[Stored records]

*-*-*

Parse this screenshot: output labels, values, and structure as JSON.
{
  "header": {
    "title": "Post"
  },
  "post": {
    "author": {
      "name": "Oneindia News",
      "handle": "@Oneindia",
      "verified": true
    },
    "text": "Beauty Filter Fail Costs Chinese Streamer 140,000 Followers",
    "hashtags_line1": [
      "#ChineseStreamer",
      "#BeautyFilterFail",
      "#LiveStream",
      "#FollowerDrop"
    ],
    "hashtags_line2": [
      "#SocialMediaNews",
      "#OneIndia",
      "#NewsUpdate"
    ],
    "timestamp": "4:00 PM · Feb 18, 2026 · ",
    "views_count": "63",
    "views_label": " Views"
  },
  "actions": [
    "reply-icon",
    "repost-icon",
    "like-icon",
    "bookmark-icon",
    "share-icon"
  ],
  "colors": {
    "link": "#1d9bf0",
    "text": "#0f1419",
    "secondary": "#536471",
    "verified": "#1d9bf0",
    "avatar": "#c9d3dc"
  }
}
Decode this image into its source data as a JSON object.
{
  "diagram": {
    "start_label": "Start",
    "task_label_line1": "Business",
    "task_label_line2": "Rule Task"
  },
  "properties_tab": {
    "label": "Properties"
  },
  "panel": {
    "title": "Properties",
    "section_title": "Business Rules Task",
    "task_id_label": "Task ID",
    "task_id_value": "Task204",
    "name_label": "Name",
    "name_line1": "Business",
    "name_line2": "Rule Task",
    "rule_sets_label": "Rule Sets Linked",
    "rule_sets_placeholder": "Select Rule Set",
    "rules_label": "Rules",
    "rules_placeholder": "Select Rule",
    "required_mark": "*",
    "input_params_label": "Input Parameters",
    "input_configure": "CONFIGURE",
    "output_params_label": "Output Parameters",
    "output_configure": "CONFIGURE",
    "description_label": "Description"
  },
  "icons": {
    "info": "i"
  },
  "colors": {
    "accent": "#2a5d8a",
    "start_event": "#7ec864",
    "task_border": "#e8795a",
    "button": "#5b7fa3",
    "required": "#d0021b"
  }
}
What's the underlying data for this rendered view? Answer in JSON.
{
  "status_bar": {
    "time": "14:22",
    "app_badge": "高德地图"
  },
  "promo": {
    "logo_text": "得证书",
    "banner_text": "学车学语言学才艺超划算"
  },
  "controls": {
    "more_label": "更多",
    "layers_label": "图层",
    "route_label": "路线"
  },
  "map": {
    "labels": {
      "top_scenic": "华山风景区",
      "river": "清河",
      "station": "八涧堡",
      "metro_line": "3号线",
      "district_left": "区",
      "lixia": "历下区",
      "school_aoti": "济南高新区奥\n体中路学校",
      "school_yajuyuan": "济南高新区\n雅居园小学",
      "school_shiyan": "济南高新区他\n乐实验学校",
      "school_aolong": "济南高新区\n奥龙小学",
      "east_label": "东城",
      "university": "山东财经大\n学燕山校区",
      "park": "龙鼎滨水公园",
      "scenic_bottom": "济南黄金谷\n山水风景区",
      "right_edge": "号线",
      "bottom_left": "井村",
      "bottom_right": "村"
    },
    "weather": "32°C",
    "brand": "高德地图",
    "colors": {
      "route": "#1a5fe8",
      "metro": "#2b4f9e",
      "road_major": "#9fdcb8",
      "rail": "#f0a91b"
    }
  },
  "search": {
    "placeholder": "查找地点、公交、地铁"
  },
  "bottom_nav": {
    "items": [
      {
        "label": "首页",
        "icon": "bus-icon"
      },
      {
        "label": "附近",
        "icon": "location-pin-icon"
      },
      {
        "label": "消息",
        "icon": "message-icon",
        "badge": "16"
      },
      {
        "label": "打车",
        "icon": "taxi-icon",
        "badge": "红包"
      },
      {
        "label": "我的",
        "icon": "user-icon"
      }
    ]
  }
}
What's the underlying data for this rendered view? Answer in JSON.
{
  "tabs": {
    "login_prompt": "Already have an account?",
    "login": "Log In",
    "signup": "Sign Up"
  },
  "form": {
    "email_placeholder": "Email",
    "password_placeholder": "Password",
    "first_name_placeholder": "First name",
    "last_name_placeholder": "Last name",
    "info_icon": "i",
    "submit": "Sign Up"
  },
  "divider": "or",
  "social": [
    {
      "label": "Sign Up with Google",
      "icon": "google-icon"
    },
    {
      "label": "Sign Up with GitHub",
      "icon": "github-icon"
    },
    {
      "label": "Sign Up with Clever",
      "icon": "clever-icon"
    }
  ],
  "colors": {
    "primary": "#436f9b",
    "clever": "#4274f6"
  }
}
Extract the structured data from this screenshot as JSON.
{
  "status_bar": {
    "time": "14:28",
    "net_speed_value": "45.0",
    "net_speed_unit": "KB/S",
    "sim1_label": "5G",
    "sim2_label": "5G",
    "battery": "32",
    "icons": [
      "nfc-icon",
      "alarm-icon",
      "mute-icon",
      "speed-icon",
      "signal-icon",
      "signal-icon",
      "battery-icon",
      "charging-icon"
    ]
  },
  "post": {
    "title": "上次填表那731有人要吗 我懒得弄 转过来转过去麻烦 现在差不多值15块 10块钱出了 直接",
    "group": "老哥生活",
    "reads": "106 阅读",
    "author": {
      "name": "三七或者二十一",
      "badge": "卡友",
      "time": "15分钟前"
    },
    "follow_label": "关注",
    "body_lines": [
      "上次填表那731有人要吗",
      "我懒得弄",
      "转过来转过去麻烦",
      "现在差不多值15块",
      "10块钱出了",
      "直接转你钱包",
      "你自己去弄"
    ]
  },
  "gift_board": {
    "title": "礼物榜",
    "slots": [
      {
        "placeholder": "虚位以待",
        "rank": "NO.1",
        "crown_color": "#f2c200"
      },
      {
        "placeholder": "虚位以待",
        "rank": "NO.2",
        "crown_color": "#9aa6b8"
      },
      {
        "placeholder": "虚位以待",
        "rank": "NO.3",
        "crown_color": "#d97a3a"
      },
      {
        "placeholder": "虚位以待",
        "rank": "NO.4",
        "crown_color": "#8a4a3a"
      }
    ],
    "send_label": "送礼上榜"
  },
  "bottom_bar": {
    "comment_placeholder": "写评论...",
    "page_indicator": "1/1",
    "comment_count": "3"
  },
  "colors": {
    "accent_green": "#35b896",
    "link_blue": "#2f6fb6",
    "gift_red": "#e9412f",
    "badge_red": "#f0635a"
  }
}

*-*-*

Given exercise :: Print all of the data exactly as it was given.

Solution ::
Parse this screenshot: output labels, values, and structure as JSON.
{
  "header": {
    "title": "Post"
  },
  "post": {
    "author": {
      "name": "Oneindia News",
      "handle": "@Oneindia",
      "verified": true
    },
    "text": "Beauty Filter Fail Costs Chinese Streamer 140,000 Followers",
    "hashtags_line1": [
      "#ChineseStreamer",
      "#BeautyFilterFail",
      "#LiveStream",
      "#FollowerDrop"
    ],
    "hashtags_line2": [
      "#SocialMediaNews",
      "#OneIndia",
      "#NewsUpdate"
    ],
    "timestamp": "4:00 PM · Feb 18, 2026 · ",
    "views_count": "63",
    "views_label": " Views"
  },
  "actions": [
    "reply-icon",
    "repost-icon",
    "like-icon",
    "bookmark-icon",
    "share-icon"
  ],
  "colors": {
    "link": "#1d9bf0",
    "text": "#0f1419",
    "secondary": "#536471",
    "verified": "#1d9bf0",
    "avatar": "#c9d3dc"
  }
}
Decode this image into its source data as a JSON object.
{
  "diagram": {
    "start_label": "Start",
    "task_label_line1": "Business",
    "task_label_line2": "Rule Task"
  },
  "properties_tab": {
    "label": "Properties"
  },
  "panel": {
    "title": "Properties",
    "section_title": "Business Rules Task",
    "task_id_label": "Task ID",
    "task_id_value": "Task204",
    "name_label": "Name",
    "name_line1": "Business",
    "name_line2": "Rule Task",
    "rule_sets_label": "Rule Sets Linked",
    "rule_sets_placeholder": "Select Rule Set",
    "rules_label": "Rules",
    "rules_placeholder": "Select Rule",
    "required_mark": "*",
    "input_params_label": "Input Parameters",
    "input_configure": "CONFIGURE",
    "output_params_label": "Output Parameters",
    "output_configure": "CONFIGURE",
    "description_label": "Description"
  },
  "icons": {
    "info": "i"
  },
  "colors": {
    "accent": "#2a5d8a",
    "start_event": "#7ec864",
    "task_border": "#e8795a",
    "button": "#5b7fa3",
    "required": "#d0021b"
  }
}
What's the underlying data for this rendered view? Answer in JSON.
{
  "status_bar": {
    "time": "14:22",
    "app_badge": "高德地图"
  },
  "promo": {
    "logo_text": "得证书",
    "banner_text": "学车学语言学才艺超划算"
  },
  "controls": {
    "more_label": "更多",
    "layers_label": "图层",
    "route_label": "路线"
  },
  "map": {
    "labels": {
      "top_scenic": "华山风景区",
      "river": "清河",
      "station": "八涧堡",
      "metro_line": "3号线",
      "district_left": "区",
      "lixia": "历下区",
      "school_aoti": "济南高新区奥\n体中路学校",
      "school_yajuyuan": "济南高新区\n雅居园小学",
      "school_shiyan": "济南高新区他\n乐实验学校",
      "school_aolong": "济南高新区\n奥龙小学",
      "east_label": "东城",
      "university": "山东财经大\n学燕山校区",
      "park": "龙鼎滨水公园",
      "scenic_bottom": "济南黄金谷\n山水风景区",
      "right_edge": "号线",
      "bottom_left": "井村",
      "bottom_right": "村"
    },
    "weather": "32°C",
    "brand": "高德地图",
    "colors": {
      "route": "#1a5fe8",
      "metro": "#2b4f9e",
      "road_major": "#9fdcb8",
      "rail": "#f0a91b"
    }
  },
  "search": {
    "placeholder": "查找地点、公交、地铁"
  },
  "bottom_nav": {
    "items": [
      {
        "label": "首页",
        "icon": "bus-icon"
      },
      {
        "label": "附近",
        "icon": "location-pin-icon"
      },
      {
        "label": "消息",
        "icon": "message-icon",
        "badge": "16"
      },
      {
        "label": "打车",
        "icon": "taxi-icon",
        "badge": "红包"
      },
      {
        "label": "我的",
        "icon": "user-icon"
      }
    ]
  }
}
What's the underlying data for this rendered view? Answer in JSON.
{
  "tabs": {
    "login_prompt": "Already have an account?",
    "login": "Log In",
    "signup": "Sign Up"
  },
  "form": {
    "email_placeholder": "Email",
    "password_placeholder": "Password",
    "first_name_placeholder": "First name",
    "last_name_placeholder": "Last name",
    "info_icon": "i",
    "submit": "Sign Up"
  },
  "divider": "or",
  "social": [
    {
      "label": "Sign Up with Google",
      "icon": "google-icon"
    },
    {
      "label": "Sign Up with GitHub",
      "icon": "github-icon"
    },
    {
      "label": "Sign Up with Clever",
      "icon": "clever-icon"
    }
  ],
  "colors": {
    "primary": "#436f9b",
    "clever": "#4274f6"
  }
}
Extract the structured data from this screenshot as JSON.
{
  "status_bar": {
    "time": "14:28",
    "net_speed_value": "45.0",
    "net_speed_unit": "KB/S",
    "sim1_label": "5G",
    "sim2_label": "5G",
    "battery": "32",
    "icons": [
      "nfc-icon",
      "alarm-icon",
      "mute-icon",
      "speed-icon",
      "signal-icon",
      "signal-icon",
      "battery-icon",
      "charging-icon"
    ]
  },
  "post": {
    "title": "上次填表那731有人要吗 我懒得弄 转过来转过去麻烦 现在差不多值15块 10块钱出了 直接",
    "group": "老哥生活",
    "reads": "106 阅读",
    "author": {
      "name": "三七或者二十一",
      "badge": "卡友",
      "time": "15分钟前"
    },
    "follow_label": "关注",
    "body_lines": [
      "上次填表那731有人要吗",
      "我懒得弄",
      "转过来转过去麻烦",
      "现在差不多值15块",
      "10块钱出了",
      "直接转你钱包",
      "你自己去弄"
    ]
  },
  "gift_board": {
    "title": "礼物榜",
    "slots": [
      {
        "placeholder": "虚位以待",
        "rank": "NO.1",
        "crown_color": "#f2c200"
      },
      {
        "placeholder": "虚位以待",
        "rank": "NO.2",
        "crown_color": "#9aa6b8"
      },
      {
        "placeholder": "虚位以待",
        "rank": "NO.3",
        "crown_color": "#d97a3a"
      },
      {
        "placeholder": "虚位以待",
        "rank": "NO.4",
        "crown_color": "#8a4a3a"
      }
    ],
    "send_label": "送礼上榜"
  },
  "bottom_bar": {
    "comment_placeholder": "写评论...",
    "page_indicator": "1/1",
    "comment_count": "3"
  },
  "colors": {
    "accent_green": "#35b896",
    "link_blue": "#2f6fb6",
    "gift_red": "#e9412f",
    "badge_red": "#f0635a"
  }
}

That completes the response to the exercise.